◆ Challenge ◆
Compile every line that includes the word "this".

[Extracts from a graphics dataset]
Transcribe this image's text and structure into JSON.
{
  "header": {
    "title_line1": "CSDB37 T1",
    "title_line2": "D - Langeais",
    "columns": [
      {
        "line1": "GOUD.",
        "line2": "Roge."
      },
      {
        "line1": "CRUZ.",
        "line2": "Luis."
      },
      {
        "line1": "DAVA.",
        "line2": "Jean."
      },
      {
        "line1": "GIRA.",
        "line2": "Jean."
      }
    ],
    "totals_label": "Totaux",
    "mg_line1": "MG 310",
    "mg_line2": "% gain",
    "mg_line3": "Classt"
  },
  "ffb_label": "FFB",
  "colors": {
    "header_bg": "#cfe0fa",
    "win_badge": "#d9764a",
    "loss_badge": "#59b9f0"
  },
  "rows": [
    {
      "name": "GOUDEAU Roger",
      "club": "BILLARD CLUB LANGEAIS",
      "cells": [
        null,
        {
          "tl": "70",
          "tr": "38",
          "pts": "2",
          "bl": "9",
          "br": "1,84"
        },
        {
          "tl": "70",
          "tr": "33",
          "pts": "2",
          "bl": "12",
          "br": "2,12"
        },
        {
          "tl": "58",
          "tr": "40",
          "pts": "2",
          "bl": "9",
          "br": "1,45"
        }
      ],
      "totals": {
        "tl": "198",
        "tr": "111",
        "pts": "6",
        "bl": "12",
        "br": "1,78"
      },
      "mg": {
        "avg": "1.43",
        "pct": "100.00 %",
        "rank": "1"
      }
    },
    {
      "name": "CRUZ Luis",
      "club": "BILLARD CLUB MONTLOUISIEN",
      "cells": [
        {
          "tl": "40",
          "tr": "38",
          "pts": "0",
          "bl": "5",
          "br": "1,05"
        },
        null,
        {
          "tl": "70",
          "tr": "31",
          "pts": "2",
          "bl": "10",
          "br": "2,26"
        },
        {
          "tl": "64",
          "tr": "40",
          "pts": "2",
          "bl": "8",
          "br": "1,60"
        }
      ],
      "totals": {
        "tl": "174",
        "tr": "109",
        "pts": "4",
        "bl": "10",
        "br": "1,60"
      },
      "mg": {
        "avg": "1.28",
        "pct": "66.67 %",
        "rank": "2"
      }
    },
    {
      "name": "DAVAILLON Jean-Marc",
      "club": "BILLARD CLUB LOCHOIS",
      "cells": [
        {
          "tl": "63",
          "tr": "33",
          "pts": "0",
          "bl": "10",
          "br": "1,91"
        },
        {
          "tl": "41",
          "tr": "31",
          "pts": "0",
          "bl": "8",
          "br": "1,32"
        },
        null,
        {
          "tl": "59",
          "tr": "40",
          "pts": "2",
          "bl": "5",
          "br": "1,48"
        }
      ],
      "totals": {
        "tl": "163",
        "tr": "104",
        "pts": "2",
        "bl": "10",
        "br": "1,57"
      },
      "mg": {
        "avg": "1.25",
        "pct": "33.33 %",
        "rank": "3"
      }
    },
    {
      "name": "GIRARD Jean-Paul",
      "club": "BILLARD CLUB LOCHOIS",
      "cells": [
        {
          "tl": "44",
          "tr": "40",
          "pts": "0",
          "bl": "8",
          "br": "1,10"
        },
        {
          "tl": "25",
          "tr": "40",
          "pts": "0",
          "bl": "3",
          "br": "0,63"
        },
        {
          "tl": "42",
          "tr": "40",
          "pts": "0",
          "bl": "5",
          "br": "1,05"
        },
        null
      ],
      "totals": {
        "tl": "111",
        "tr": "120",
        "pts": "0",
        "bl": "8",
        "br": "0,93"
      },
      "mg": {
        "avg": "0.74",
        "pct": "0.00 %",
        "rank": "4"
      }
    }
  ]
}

==

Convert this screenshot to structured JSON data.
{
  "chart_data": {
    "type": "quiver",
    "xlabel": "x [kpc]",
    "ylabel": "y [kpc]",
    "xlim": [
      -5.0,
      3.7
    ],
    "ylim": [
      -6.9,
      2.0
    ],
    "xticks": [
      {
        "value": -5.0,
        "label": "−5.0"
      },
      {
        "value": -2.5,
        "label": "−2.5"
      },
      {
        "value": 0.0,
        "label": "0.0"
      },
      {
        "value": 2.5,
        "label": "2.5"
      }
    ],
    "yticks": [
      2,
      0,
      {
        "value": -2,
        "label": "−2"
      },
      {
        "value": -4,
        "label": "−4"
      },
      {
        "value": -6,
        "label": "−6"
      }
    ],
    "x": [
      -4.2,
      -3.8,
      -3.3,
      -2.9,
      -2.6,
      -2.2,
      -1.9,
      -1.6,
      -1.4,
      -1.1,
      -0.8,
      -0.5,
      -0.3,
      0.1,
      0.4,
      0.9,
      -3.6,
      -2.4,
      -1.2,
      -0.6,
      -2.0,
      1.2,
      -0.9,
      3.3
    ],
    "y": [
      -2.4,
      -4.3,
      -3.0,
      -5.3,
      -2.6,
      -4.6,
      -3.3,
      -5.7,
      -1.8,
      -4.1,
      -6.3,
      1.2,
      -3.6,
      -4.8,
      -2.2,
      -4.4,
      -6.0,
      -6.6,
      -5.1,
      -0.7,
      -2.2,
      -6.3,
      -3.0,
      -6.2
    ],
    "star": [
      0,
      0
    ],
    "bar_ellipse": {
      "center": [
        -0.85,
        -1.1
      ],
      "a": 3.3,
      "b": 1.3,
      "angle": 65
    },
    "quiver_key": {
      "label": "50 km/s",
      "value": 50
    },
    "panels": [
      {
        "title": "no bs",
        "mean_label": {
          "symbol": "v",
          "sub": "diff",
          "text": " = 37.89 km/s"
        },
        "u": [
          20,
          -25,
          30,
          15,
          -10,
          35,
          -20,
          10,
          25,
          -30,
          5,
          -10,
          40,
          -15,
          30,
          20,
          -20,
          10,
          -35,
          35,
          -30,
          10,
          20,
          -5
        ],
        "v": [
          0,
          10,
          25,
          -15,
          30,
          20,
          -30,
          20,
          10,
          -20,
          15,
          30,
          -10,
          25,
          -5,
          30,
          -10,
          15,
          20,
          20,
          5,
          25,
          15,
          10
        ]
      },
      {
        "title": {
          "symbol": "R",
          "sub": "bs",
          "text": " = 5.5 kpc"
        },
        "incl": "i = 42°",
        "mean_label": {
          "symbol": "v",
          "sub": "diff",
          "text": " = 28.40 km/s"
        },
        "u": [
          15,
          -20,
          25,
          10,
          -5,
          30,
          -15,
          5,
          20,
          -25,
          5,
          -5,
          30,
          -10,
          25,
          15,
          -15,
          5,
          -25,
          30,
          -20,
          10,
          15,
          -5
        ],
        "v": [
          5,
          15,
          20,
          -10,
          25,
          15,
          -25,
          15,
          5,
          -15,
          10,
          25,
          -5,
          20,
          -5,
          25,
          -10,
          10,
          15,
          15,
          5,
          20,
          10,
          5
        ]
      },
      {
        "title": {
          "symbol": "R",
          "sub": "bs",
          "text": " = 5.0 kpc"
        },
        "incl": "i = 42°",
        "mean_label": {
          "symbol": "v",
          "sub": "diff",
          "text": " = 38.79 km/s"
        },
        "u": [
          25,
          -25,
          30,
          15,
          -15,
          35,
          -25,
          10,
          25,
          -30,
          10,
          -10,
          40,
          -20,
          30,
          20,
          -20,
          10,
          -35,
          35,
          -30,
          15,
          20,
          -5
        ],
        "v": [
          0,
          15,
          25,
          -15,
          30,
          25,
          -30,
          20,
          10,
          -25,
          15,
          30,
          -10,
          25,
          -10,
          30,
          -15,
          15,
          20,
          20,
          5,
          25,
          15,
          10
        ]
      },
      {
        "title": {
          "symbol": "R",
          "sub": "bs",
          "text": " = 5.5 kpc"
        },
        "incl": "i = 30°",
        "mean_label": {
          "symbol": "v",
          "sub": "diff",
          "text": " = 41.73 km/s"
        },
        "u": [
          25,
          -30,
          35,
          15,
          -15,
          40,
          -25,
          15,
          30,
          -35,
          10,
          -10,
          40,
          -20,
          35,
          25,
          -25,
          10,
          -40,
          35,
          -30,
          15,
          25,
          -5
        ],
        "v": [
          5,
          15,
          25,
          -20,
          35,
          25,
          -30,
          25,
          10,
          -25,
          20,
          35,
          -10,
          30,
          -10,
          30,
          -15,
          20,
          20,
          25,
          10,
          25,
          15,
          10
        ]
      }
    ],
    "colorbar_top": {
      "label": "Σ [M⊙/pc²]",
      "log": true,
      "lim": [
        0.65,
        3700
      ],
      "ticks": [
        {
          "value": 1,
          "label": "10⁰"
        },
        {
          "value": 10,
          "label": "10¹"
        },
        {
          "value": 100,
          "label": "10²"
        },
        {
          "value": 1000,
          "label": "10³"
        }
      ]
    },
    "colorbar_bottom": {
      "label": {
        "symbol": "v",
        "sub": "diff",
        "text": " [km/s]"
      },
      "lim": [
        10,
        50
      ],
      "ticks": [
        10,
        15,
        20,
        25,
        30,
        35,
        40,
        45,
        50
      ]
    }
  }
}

◆ Response below ◆
Transcribe this image's text and structure into JSON.
Convert this screenshot to structured JSON data.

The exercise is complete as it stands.